● TASK DIRECTIONS: Copy out each line of the listing that has the word "alat" in it.

Stored items:
# # # #
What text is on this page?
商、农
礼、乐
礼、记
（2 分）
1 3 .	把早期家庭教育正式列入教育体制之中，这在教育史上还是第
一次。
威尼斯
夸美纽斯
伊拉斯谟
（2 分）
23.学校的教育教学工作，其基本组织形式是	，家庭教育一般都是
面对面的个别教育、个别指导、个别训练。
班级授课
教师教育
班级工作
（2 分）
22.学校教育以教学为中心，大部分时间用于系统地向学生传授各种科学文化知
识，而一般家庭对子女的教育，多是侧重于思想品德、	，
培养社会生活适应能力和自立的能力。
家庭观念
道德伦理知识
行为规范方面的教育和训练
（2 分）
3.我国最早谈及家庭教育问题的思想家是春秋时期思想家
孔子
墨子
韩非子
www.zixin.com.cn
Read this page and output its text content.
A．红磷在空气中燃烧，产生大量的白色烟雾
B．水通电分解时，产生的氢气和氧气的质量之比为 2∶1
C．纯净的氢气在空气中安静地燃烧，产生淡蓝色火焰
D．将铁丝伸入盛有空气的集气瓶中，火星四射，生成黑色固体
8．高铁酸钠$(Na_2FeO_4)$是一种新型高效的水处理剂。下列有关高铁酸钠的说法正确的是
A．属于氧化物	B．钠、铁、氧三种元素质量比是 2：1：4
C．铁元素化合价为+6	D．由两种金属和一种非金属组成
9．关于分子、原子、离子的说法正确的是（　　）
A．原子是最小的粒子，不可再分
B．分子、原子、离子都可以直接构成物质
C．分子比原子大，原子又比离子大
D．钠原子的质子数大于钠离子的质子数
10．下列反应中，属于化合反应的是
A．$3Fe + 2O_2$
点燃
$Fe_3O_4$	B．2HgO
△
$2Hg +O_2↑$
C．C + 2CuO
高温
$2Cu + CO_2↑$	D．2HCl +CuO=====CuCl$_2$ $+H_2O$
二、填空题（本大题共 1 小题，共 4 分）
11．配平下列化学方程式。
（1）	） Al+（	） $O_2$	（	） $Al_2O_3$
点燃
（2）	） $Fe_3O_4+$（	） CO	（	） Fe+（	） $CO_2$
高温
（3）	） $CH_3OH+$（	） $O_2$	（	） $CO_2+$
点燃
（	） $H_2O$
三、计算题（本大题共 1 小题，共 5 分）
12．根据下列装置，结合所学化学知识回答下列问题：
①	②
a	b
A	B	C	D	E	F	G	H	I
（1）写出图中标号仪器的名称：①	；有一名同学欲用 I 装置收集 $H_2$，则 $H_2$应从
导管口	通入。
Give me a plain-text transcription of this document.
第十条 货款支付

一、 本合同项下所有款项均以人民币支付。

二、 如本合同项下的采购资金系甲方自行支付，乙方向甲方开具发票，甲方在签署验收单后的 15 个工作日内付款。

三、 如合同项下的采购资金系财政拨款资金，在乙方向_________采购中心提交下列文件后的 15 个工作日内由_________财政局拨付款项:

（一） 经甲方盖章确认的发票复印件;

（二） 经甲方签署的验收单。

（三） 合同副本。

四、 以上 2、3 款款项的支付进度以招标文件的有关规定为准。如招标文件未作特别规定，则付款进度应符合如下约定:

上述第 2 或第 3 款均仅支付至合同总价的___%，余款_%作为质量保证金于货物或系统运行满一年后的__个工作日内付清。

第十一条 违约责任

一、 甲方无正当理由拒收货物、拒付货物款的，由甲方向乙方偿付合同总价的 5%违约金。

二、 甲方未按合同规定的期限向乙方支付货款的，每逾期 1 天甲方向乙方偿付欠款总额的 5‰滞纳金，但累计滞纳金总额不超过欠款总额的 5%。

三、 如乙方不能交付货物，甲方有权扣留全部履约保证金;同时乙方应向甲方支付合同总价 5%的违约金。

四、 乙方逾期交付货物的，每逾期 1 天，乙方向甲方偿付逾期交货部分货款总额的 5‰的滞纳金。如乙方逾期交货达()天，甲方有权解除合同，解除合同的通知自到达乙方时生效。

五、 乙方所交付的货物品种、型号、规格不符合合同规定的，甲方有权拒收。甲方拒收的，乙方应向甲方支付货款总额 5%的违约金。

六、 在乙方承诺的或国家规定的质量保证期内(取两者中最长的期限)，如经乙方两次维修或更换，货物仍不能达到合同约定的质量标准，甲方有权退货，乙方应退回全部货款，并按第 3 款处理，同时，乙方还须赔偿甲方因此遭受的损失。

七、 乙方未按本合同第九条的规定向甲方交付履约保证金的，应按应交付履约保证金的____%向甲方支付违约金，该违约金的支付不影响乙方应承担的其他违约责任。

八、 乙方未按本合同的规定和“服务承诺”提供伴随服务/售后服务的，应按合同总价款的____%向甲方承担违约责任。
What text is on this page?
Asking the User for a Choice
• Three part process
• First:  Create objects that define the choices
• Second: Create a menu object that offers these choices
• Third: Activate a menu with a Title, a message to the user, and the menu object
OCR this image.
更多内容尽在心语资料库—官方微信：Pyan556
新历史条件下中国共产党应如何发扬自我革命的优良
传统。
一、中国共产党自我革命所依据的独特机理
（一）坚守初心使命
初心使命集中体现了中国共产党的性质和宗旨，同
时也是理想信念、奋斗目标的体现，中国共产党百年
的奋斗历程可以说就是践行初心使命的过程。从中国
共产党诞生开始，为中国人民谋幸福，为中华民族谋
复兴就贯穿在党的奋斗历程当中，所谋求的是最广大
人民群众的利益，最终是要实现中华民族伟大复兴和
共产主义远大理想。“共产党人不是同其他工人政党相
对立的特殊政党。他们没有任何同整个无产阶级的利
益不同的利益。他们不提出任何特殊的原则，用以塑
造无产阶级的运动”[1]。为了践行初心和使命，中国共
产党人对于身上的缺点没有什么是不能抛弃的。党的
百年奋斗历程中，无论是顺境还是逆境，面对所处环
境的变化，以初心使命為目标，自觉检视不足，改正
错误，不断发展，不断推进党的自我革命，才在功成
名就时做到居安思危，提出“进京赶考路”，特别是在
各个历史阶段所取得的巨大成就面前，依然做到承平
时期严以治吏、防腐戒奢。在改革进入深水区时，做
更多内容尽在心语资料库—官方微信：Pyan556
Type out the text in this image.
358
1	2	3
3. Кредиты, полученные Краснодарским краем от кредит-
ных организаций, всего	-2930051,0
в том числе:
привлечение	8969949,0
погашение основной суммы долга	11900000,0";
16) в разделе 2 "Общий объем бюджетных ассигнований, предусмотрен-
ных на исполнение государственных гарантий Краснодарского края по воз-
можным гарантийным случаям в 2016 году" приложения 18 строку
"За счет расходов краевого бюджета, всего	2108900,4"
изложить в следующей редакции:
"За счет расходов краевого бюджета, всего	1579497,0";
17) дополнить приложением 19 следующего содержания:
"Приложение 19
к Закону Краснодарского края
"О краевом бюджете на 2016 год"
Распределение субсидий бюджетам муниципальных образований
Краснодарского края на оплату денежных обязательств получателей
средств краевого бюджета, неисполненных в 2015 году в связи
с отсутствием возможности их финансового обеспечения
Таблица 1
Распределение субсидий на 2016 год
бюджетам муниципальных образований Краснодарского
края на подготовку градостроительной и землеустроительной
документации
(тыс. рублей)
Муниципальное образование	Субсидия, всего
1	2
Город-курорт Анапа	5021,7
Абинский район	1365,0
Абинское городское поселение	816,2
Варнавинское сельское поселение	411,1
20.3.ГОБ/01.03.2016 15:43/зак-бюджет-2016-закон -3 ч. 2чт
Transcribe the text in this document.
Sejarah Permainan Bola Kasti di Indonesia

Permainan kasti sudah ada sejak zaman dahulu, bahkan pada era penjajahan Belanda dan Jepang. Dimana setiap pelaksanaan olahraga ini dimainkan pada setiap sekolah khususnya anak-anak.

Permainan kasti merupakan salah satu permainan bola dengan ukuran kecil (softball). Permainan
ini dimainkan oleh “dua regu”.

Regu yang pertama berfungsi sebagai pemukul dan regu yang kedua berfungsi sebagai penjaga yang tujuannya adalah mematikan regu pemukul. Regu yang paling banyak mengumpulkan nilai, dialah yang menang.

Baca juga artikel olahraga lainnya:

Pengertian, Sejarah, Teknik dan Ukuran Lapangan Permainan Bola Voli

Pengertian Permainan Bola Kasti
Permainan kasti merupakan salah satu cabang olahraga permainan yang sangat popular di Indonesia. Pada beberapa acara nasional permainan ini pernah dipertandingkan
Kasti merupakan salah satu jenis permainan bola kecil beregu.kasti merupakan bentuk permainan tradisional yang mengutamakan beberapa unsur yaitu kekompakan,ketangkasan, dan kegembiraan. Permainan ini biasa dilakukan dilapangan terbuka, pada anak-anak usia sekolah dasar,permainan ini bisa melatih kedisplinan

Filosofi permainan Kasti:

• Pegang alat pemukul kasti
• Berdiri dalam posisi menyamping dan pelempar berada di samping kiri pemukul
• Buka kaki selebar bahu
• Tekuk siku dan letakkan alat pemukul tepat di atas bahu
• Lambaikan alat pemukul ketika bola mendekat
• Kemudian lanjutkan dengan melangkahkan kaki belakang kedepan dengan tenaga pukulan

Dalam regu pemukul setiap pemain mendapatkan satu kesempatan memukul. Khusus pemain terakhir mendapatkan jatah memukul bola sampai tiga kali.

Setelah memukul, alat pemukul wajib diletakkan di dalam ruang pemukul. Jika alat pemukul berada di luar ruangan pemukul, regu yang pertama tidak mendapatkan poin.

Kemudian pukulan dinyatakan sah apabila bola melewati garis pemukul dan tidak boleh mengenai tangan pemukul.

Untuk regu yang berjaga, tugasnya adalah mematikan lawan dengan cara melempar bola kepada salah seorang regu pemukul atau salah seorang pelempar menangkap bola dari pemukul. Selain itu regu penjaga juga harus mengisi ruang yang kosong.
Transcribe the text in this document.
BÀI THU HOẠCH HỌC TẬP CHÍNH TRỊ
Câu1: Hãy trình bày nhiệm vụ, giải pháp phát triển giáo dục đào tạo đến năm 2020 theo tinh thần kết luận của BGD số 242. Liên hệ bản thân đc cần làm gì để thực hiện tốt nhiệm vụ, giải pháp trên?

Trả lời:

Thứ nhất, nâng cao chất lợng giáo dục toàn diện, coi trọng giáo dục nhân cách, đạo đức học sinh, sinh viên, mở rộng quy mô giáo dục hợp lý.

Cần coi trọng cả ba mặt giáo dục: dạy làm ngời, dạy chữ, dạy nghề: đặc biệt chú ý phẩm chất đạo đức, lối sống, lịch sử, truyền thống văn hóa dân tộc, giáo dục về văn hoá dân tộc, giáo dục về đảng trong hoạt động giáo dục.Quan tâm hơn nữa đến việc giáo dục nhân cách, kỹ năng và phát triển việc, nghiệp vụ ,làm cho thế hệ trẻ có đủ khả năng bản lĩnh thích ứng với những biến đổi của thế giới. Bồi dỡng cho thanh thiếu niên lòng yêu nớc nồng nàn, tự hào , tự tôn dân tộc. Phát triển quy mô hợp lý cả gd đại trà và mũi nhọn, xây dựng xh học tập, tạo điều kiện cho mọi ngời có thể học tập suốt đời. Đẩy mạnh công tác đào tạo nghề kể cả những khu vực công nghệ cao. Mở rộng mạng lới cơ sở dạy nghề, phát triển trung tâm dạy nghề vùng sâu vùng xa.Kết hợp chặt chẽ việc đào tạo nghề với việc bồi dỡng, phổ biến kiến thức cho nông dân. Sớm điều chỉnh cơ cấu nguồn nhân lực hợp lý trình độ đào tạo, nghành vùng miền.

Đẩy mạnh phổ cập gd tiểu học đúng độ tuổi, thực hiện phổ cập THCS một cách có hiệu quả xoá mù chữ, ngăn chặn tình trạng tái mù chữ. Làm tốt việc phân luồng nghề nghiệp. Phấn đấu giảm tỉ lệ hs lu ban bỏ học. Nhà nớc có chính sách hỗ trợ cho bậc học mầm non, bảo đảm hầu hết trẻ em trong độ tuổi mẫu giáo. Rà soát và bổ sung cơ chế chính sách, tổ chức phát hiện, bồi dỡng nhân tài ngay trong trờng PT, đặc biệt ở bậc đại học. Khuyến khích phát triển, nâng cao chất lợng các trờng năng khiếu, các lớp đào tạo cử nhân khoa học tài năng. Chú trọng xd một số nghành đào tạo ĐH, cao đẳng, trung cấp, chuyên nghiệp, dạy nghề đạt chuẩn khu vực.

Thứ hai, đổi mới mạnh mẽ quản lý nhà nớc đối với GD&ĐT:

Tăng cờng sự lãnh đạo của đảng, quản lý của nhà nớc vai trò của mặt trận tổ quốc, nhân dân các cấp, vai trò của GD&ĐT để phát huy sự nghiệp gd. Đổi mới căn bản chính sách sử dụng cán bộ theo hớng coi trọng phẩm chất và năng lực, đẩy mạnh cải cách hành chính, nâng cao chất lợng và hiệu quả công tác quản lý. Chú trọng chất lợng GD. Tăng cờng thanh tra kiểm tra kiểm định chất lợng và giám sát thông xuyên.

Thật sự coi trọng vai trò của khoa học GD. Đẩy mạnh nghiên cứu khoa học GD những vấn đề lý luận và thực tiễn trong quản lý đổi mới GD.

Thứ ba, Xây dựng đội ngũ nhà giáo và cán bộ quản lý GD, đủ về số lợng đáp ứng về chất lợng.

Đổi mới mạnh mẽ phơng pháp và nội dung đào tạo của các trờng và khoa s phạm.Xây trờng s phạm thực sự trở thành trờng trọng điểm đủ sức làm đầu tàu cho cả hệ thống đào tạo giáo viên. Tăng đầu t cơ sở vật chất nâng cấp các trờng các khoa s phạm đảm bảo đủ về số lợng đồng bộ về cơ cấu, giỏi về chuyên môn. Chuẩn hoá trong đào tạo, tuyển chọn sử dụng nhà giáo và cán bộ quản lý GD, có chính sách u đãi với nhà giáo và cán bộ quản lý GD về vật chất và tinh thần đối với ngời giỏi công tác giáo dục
# # # #
● WRITTEN ANSWER:
• Pegang alat pemukul kasti
• Tekuk siku dan letakkan alat pemukul tepat di atas bahu
• Lambaikan alat pemukul ketika bola mendekat
Setelah memukul, alat pemukul wajib diletakkan di dalam ruang pemukul. Jika alat pemukul berada di luar ruangan pemukul, regu yang pertama tidak mendapatkan poin.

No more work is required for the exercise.